--- START ---

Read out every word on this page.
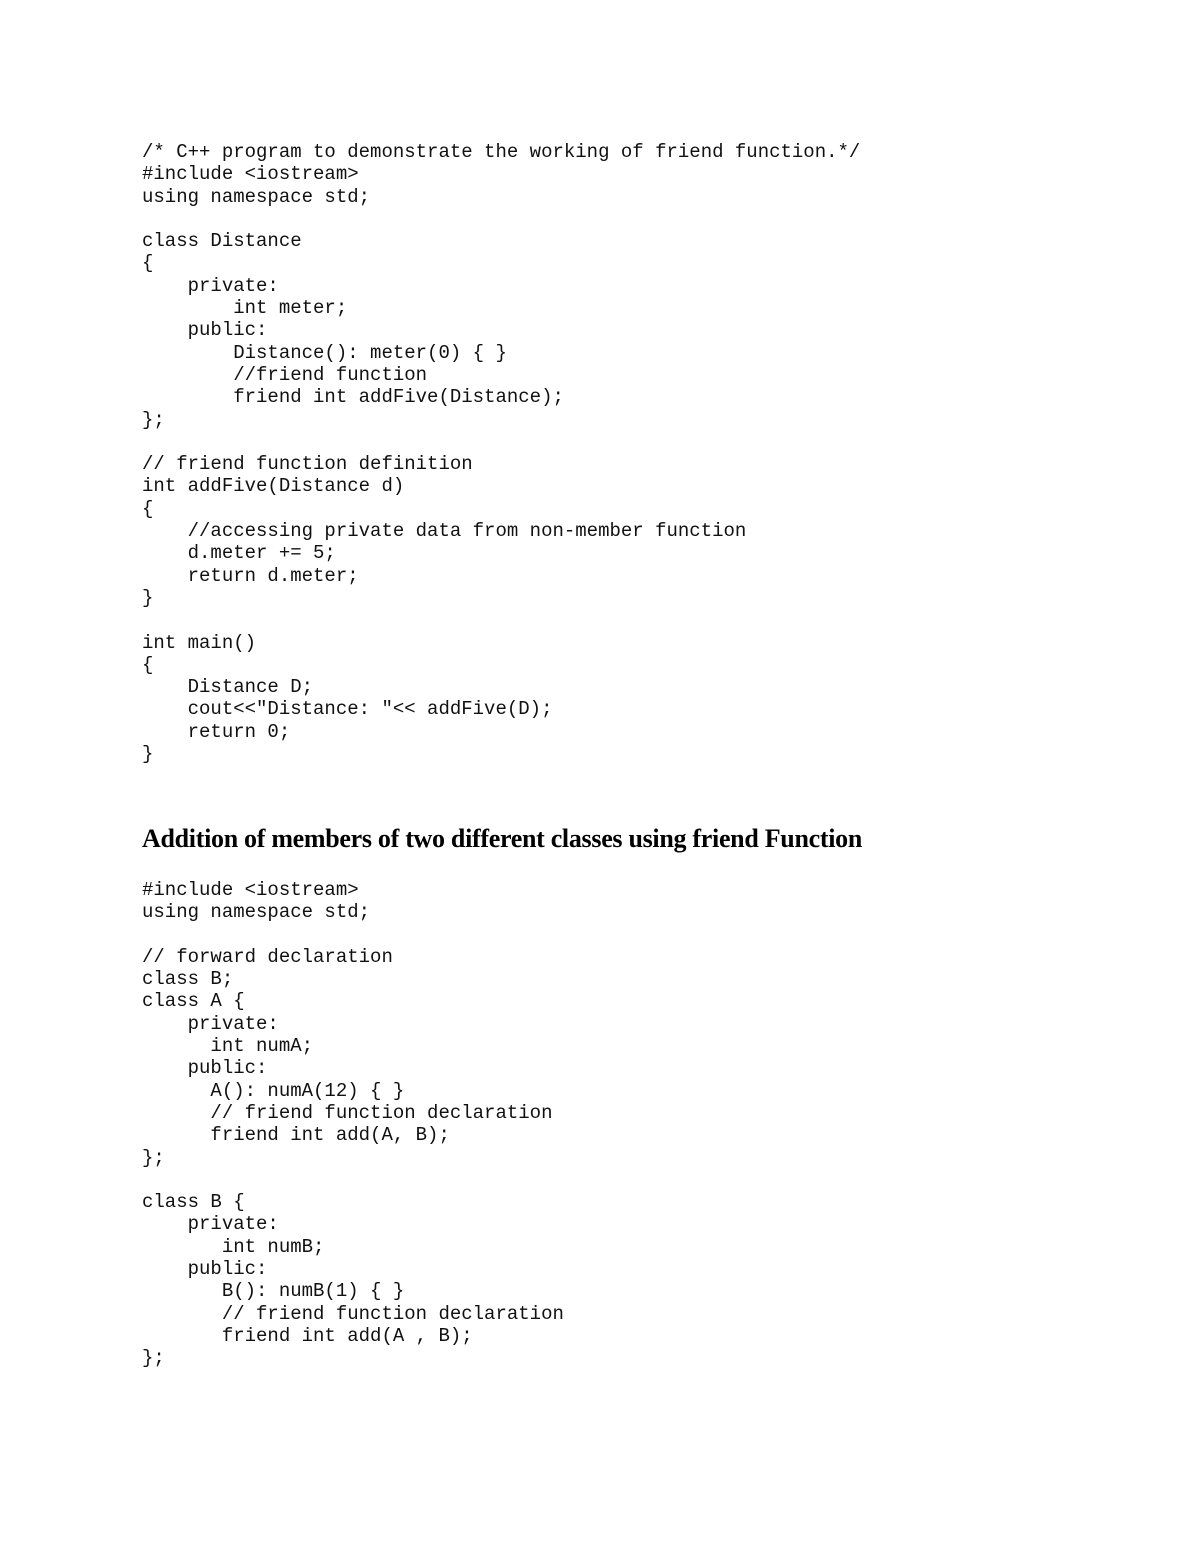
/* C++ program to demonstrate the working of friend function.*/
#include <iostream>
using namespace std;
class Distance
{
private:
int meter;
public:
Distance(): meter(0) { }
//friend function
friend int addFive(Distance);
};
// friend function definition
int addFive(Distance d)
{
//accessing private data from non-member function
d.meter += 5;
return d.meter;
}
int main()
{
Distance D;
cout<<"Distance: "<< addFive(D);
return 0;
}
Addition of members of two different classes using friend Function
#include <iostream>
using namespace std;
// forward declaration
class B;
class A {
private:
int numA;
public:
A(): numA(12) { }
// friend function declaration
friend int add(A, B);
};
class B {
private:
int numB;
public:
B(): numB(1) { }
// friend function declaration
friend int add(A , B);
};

--- END ---
--- START ---

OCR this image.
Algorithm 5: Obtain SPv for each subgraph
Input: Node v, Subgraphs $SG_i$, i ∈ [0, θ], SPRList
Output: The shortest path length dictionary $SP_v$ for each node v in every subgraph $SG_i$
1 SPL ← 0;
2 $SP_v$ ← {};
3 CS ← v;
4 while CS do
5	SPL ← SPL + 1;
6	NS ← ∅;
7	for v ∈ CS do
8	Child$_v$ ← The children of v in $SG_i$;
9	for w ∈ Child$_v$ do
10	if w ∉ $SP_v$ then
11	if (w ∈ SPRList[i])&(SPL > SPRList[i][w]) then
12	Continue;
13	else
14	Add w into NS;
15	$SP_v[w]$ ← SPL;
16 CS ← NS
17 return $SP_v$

--- END ---

▶ Instructions to follow
Tally the lines of the records holding the word "Distance", then state only the tally.

▶ Completed exercise
6